Short exercise:
Repeat each entry in full, exactly.

Entries with figure data:
Start
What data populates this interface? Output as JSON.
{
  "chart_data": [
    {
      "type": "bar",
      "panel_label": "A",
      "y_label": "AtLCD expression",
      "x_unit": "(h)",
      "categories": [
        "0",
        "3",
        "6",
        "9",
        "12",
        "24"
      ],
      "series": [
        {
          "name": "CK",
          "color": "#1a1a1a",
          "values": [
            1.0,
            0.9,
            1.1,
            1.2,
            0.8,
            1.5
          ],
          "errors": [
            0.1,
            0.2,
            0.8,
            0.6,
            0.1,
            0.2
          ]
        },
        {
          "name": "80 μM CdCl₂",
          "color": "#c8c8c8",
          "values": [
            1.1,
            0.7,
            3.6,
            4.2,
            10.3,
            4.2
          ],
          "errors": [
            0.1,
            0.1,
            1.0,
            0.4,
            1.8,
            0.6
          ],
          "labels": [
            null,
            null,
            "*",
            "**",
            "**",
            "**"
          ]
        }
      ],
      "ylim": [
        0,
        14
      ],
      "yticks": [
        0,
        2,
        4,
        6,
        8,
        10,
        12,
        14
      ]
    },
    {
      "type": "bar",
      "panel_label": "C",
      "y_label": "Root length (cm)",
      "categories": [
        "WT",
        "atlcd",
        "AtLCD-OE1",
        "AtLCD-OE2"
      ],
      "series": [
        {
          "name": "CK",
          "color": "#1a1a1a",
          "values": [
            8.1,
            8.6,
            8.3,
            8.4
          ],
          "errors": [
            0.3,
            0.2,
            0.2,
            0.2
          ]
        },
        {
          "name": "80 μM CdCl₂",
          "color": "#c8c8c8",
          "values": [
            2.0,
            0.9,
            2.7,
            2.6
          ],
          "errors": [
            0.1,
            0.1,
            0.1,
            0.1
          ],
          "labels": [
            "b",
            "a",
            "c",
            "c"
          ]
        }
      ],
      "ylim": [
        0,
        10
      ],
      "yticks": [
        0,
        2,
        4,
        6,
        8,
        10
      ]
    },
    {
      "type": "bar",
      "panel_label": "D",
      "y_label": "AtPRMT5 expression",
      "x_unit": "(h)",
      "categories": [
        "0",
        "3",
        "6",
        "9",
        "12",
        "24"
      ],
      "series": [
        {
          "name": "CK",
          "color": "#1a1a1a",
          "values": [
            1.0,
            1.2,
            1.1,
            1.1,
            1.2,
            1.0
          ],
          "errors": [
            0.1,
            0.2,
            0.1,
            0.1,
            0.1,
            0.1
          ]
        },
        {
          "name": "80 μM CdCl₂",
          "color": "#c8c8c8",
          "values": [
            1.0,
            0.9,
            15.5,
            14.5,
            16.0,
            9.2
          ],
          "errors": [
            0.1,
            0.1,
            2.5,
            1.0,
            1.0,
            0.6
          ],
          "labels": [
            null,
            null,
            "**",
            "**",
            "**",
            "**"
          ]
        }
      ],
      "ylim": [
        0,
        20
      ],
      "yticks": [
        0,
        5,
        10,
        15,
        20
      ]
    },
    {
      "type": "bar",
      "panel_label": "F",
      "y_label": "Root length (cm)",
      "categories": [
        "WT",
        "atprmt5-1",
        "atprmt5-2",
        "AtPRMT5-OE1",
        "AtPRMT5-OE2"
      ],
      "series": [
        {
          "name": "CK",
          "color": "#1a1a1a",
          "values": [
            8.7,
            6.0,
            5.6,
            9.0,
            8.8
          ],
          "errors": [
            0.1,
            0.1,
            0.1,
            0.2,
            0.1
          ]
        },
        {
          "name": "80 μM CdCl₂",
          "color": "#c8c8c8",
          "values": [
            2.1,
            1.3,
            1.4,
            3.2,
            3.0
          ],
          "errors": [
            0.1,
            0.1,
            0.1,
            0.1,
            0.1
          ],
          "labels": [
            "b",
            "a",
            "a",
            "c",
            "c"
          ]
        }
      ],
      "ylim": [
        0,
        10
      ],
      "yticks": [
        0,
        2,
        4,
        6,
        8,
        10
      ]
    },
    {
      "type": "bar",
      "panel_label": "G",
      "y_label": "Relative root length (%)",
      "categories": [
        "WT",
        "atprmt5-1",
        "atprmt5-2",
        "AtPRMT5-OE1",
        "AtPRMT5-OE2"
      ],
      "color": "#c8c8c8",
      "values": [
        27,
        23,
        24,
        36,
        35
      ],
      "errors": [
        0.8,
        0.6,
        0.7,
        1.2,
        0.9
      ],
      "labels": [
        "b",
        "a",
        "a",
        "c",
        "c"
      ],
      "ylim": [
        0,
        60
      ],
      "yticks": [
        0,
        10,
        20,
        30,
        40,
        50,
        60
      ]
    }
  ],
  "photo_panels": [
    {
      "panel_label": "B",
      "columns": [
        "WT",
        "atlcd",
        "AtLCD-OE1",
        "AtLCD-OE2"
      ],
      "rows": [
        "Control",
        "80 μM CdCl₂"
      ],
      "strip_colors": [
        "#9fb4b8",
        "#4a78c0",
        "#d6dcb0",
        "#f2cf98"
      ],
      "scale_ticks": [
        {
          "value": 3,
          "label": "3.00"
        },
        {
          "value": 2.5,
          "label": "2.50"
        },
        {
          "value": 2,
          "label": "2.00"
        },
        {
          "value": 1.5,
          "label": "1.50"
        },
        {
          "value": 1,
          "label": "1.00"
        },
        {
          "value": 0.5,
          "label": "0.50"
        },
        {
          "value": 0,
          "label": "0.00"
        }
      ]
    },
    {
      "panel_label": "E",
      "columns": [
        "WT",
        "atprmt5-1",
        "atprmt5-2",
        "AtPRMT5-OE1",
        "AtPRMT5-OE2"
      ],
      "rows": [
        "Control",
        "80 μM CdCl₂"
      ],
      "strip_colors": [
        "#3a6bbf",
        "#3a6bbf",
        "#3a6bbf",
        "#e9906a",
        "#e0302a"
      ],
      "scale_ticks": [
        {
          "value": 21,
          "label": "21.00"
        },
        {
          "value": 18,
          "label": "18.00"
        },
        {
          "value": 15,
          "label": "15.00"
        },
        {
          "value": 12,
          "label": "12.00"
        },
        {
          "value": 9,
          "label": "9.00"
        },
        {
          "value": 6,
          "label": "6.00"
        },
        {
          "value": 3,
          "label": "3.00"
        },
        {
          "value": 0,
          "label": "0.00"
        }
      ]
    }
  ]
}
End
Exercise answer:
What data populates this interface? Output as JSON.
{
  "chart_data": [
    {
      "type": "bar",
      "panel_label": "A",
      "y_label": "AtLCD expression",
      "x_unit": "(h)",
      "categories": [
        "0",
        "3",
        "6",
        "9",
        "12",
        "24"
      ],
      "series": [
        {
          "name": "CK",
          "color": "#1a1a1a",
          "values": [
            1.0,
            0.9,
            1.1,
            1.2,
            0.8,
            1.5
          ],
          "errors": [
            0.1,
            0.2,
            0.8,
            0.6,
            0.1,
            0.2
          ]
        },
        {
          "name": "80 μM CdCl₂",
          "color": "#c8c8c8",
          "values": [
            1.1,
            0.7,
            3.6,
            4.2,
            10.3,
            4.2
          ],
          "errors": [
            0.1,
            0.1,
            1.0,
            0.4,
            1.8,
            0.6
          ],
          "labels": [
            null,
            null,
            "*",
            "**",
            "**",
            "**"
          ]
        }
      ],
      "ylim": [
        0,
        14
      ],
      "yticks": [
        0,
        2,
        4,
        6,
        8,
        10,
        12,
        14
      ]
    },
    {
      "type": "bar",
      "panel_label": "C",
      "y_label": "Root length (cm)",
      "categories": [
        "WT",
        "atlcd",
        "AtLCD-OE1",
        "AtLCD-OE2"
      ],
      "series": [
        {
          "name": "CK",
          "color": "#1a1a1a",
          "values": [
            8.1,
            8.6,
            8.3,
            8.4
          ],
          "errors": [
            0.3,
            0.2,
            0.2,
            0.2
          ]
        },
        {
          "name": "80 μM CdCl₂",
          "color": "#c8c8c8",
          "values": [
            2.0,
            0.9,
            2.7,
            2.6
          ],
          "errors": [
            0.1,
            0.1,
            0.1,
            0.1
          ],
          "labels": [
            "b",
            "a",
            "c",
            "c"
          ]
        }
      ],
      "ylim": [
        0,
        10
      ],
      "yticks": [
        0,
        2,
        4,
        6,
        8,
        10
      ]
    },
    {
      "type": "bar",
      "panel_label": "D",
      "y_label": "AtPRMT5 expression",
      "x_unit": "(h)",
      "categories": [
        "0",
        "3",
        "6",
        "9",
        "12",
        "24"
      ],
      "series": [
        {
          "name": "CK",
          "color": "#1a1a1a",
          "values": [
            1.0,
            1.2,
            1.1,
            1.1,
            1.2,
            1.0
          ],
          "errors": [
            0.1,
            0.2,
            0.1,
            0.1,
            0.1,
            0.1
          ]
        },
        {
          "name": "80 μM CdCl₂",
          "color": "#c8c8c8",
          "values": [
            1.0,
            0.9,
            15.5,
            14.5,
            16.0,
            9.2
          ],
          "errors": [
            0.1,
            0.1,
            2.5,
            1.0,
            1.0,
            0.6
          ],
          "labels": [
            null,
            null,
            "**",
            "**",
            "**",
            "**"
          ]
        }
      ],
      "ylim": [
        0,
        20
      ],
      "yticks": [
        0,
        5,
        10,
        15,
        20
      ]
    },
    {
      "type": "bar",
      "panel_label": "F",
      "y_label": "Root length (cm)",
      "categories": [
        "WT",
        "atprmt5-1",
        "atprmt5-2",
        "AtPRMT5-OE1",
        "AtPRMT5-OE2"
      ],
      "series": [
        {
          "name": "CK",
          "color": "#1a1a1a",
          "values": [
            8.7,
            6.0,
            5.6,
            9.0,
            8.8
          ],
          "errors": [
            0.1,
            0.1,
            0.1,
            0.2,
            0.1
          ]
        },
        {
          "name": "80 μM CdCl₂",
          "color": "#c8c8c8",
          "values": [
            2.1,
            1.3,
            1.4,
            3.2,
            3.0
          ],
          "errors": [
            0.1,
            0.1,
            0.1,
            0.1,
            0.1
          ],
          "labels": [
            "b",
            "a",
            "a",
            "c",
            "c"
          ]
        }
      ],
      "ylim": [
        0,
        10
      ],
      "yticks": [
        0,
        2,
        4,
        6,
        8,
        10
      ]
    },
    {
      "type": "bar",
      "panel_label": "G",
      "y_label": "Relative root length (%)",
      "categories": [
        "WT",
        "atprmt5-1",
        "atprmt5-2",
        "AtPRMT5-OE1",
        "AtPRMT5-OE2"
      ],
      "color": "#c8c8c8",
      "values": [
        27,
        23,
        24,
        36,
        35
      ],
      "errors": [
        0.8,
        0.6,
        0.7,
        1.2,
        0.9
      ],
      "labels": [
        "b",
        "a",
        "a",
        "c",
        "c"
      ],
      "ylim": [
        0,
        60
      ],
      "yticks": [
        0,
        10,
        20,
        30,
        40,
        50,
        60
      ]
    }
  ],
  "photo_panels": [
    {
      "panel_label": "B",
      "columns": [
        "WT",
        "atlcd",
        "AtLCD-OE1",
        "AtLCD-OE2"
      ],
      "rows": [
        "Control",
        "80 μM CdCl₂"
      ],
      "strip_colors": [
        "#9fb4b8",
        "#4a78c0",
        "#d6dcb0",
        "#f2cf98"
      ],
      "scale_ticks": [
        {
          "value": 3,
          "label": "3.00"
        },
        {
          "value": 2.5,
          "label": "2.50"
        },
        {
          "value": 2,
          "label": "2.00"
        },
        {
          "value": 1.5,
          "label": "1.50"
        },
        {
          "value": 1,
          "label": "1.00"
        },
        {
          "value": 0.5,
          "label": "0.50"
        },
        {
          "value": 0,
          "label": "0.00"
        }
      ]
    },
    {
      "panel_label": "E",
      "columns": [
        "WT",
        "atprmt5-1",
        "atprmt5-2",
        "AtPRMT5-OE1",
        "AtPRMT5-OE2"
      ],
      "rows": [
        "Control",
        "80 μM CdCl₂"
      ],
      "strip_colors": [
        "#3a6bbf",
        "#3a6bbf",
        "#3a6bbf",
        "#e9906a",
        "#e0302a"
      ],
      "scale_ticks": [
        {
          "value": 21,
          "label": "21.00"
        },
        {
          "value": 18,
          "label": "18.00"
        },
        {
          "value": 15,
          "label": "15.00"
        },
        {
          "value": 12,
          "label": "12.00"
        },
        {
          "value": 9,
          "label": "9.00"
        },
        {
          "value": 6,
          "label": "6.00"
        },
        {
          "value": 3,
          "label": "3.00"
        },
        {
          "value": 0,
          "label": "0.00"
        }
      ]
    }
  ]
}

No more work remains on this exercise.